Prompt:
Give the listing below again in full, exactly as written.

+++ Source records +++

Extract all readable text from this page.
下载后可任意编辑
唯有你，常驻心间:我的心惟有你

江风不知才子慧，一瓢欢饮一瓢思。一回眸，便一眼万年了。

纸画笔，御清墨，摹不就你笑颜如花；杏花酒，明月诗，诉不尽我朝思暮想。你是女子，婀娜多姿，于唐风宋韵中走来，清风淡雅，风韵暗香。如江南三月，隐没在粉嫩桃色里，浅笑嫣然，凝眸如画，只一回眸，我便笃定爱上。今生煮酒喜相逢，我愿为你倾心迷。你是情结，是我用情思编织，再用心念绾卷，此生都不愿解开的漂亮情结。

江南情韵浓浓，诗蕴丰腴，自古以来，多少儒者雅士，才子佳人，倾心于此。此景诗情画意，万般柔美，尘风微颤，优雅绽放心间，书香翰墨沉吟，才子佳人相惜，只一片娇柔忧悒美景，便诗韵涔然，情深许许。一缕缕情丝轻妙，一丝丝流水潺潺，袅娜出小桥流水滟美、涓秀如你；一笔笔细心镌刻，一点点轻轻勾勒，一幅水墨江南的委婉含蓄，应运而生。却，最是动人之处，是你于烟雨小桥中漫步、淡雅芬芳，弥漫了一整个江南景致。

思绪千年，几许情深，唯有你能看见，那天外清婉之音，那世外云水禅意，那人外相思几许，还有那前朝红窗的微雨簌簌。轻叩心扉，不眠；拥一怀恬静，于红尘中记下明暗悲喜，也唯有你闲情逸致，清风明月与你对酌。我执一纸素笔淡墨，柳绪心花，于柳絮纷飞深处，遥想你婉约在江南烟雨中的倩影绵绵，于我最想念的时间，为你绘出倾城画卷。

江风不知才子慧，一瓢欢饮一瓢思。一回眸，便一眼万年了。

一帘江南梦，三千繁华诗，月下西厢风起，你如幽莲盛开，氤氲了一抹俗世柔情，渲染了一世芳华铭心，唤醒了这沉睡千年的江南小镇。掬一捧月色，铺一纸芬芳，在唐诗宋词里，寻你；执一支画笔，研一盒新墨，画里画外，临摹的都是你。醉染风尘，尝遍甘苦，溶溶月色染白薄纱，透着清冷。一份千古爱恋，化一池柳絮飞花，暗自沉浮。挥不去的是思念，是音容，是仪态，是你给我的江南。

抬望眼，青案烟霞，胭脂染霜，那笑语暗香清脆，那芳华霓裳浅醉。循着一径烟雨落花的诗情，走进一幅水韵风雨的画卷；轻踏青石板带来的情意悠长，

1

+++

Answer to the exercise:
Extract all readable text from this page.
下载后可任意编辑
唯有你，常驻心间:我的心惟有你

江风不知才子慧，一瓢欢饮一瓢思。一回眸，便一眼万年了。

纸画笔，御清墨，摹不就你笑颜如花；杏花酒，明月诗，诉不尽我朝思暮想。你是女子，婀娜多姿，于唐风宋韵中走来，清风淡雅，风韵暗香。如江南三月，隐没在粉嫩桃色里，浅笑嫣然，凝眸如画，只一回眸，我便笃定爱上。今生煮酒喜相逢，我愿为你倾心迷。你是情结，是我用情思编织，再用心念绾卷，此生都不愿解开的漂亮情结。

江南情韵浓浓，诗蕴丰腴，自古以来，多少儒者雅士，才子佳人，倾心于此。此景诗情画意，万般柔美，尘风微颤，优雅绽放心间，书香翰墨沉吟，才子佳人相惜，只一片娇柔忧悒美景，便诗韵涔然，情深许许。一缕缕情丝轻妙，一丝丝流水潺潺，袅娜出小桥流水滟美、涓秀如你；一笔笔细心镌刻，一点点轻轻勾勒，一幅水墨江南的委婉含蓄，应运而生。却，最是动人之处，是你于烟雨小桥中漫步、淡雅芬芳，弥漫了一整个江南景致。

思绪千年，几许情深，唯有你能看见，那天外清婉之音，那世外云水禅意，那人外相思几许，还有那前朝红窗的微雨簌簌。轻叩心扉，不眠；拥一怀恬静，于红尘中记下明暗悲喜，也唯有你闲情逸致，清风明月与你对酌。我执一纸素笔淡墨，柳绪心花，于柳絮纷飞深处，遥想你婉约在江南烟雨中的倩影绵绵，于我最想念的时间，为你绘出倾城画卷。

江风不知才子慧，一瓢欢饮一瓢思。一回眸，便一眼万年了。

一帘江南梦，三千繁华诗，月下西厢风起，你如幽莲盛开，氤氲了一抹俗世柔情，渲染了一世芳华铭心，唤醒了这沉睡千年的江南小镇。掬一捧月色，铺一纸芬芳，在唐诗宋词里，寻你；执一支画笔，研一盒新墨，画里画外，临摹的都是你。醉染风尘，尝遍甘苦，溶溶月色染白薄纱，透着清冷。一份千古爱恋，化一池柳絮飞花，暗自沉浮。挥不去的是思念，是音容，是仪态，是你给我的江南。

抬望眼，青案烟霞，胭脂染霜，那笑语暗香清脆，那芳华霓裳浅醉。循着一径烟雨落花的诗情，走进一幅水韵风雨的画卷；轻踏青石板带来的情意悠长，

1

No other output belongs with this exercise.